What you will do.
Would you write out the entries below, every one of them, exactly?

Records about charts and figures:
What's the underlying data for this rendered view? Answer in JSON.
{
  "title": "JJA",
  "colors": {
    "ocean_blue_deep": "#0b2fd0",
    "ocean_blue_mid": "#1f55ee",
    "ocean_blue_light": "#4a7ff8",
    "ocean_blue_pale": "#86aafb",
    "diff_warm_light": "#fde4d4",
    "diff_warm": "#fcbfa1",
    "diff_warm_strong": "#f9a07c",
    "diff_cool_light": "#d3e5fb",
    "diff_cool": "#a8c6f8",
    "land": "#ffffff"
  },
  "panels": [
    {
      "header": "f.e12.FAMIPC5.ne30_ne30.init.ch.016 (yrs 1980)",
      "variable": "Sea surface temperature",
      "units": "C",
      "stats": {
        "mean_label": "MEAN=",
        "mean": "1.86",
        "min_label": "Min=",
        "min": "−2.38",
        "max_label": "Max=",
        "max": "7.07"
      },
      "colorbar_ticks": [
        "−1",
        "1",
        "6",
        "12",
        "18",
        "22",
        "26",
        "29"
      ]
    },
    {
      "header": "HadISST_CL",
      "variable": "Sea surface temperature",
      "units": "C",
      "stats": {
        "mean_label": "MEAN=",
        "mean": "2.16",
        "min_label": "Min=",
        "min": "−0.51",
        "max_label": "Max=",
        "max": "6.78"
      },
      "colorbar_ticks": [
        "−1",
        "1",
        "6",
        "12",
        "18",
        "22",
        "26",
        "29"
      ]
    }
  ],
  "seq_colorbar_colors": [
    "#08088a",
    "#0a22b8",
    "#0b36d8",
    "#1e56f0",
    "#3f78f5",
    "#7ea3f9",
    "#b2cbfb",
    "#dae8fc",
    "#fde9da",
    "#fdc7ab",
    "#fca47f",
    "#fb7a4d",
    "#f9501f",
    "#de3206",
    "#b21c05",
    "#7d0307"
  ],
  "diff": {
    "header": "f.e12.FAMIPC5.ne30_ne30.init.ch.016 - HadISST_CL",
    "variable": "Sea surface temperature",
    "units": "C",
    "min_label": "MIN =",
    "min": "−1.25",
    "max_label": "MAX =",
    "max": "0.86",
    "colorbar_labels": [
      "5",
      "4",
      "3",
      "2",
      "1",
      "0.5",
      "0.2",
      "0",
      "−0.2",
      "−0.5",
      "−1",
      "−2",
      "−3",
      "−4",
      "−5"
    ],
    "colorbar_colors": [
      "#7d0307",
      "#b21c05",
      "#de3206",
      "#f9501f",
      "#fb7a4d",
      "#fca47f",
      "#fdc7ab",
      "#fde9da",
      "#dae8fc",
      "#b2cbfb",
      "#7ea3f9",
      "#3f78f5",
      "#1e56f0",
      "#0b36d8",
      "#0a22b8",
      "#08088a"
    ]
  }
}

Task solution.
What's the underlying data for this rendered view? Answer in JSON.
{
  "title": "JJA",
  "colors": {
    "ocean_blue_deep": "#0b2fd0",
    "ocean_blue_mid": "#1f55ee",
    "ocean_blue_light": "#4a7ff8",
    "ocean_blue_pale": "#86aafb",
    "diff_warm_light": "#fde4d4",
    "diff_warm": "#fcbfa1",
    "diff_warm_strong": "#f9a07c",
    "diff_cool_light": "#d3e5fb",
    "diff_cool": "#a8c6f8",
    "land": "#ffffff"
  },
  "panels": [
    {
      "header": "f.e12.FAMIPC5.ne30_ne30.init.ch.016 (yrs 1980)",
      "variable": "Sea surface temperature",
      "units": "C",
      "stats": {
        "mean_label": "MEAN=",
        "mean": "1.86",
        "min_label": "Min=",
        "min": "−2.38",
        "max_label": "Max=",
        "max": "7.07"
      },
      "colorbar_ticks": [
        "−1",
        "1",
        "6",
        "12",
        "18",
        "22",
        "26",
        "29"
      ]
    },
    {
      "header": "HadISST_CL",
      "variable": "Sea surface temperature",
      "units": "C",
      "stats": {
        "mean_label": "MEAN=",
        "mean": "2.16",
        "min_label": "Min=",
        "min": "−0.51",
        "max_label": "Max=",
        "max": "6.78"
      },
      "colorbar_ticks": [
        "−1",
        "1",
        "6",
        "12",
        "18",
        "22",
        "26",
        "29"
      ]
    }
  ],
  "seq_colorbar_colors": [
    "#08088a",
    "#0a22b8",
    "#0b36d8",
    "#1e56f0",
    "#3f78f5",
    "#7ea3f9",
    "#b2cbfb",
    "#dae8fc",
    "#fde9da",
    "#fdc7ab",
    "#fca47f",
    "#fb7a4d",
    "#f9501f",
    "#de3206",
    "#b21c05",
    "#7d0307"
  ],
  "diff": {
    "header": "f.e12.FAMIPC5.ne30_ne30.init.ch.016 - HadISST_CL",
    "variable": "Sea surface temperature",
    "units": "C",
    "min_label": "MIN =",
    "min": "−1.25",
    "max_label": "MAX =",
    "max": "0.86",
    "colorbar_labels": [
      "5",
      "4",
      "3",
      "2",
      "1",
      "0.5",
      "0.2",
      "0",
      "−0.2",
      "−0.5",
      "−1",
      "−2",
      "−3",
      "−4",
      "−5"
    ],
    "colorbar_colors": [
      "#7d0307",
      "#b21c05",
      "#de3206",
      "#f9501f",
      "#fb7a4d",
      "#fca47f",
      "#fdc7ab",
      "#fde9da",
      "#dae8fc",
      "#b2cbfb",
      "#7ea3f9",
      "#3f78f5",
      "#1e56f0",
      "#0b36d8",
      "#0a22b8",
      "#08088a"
    ]
  }
}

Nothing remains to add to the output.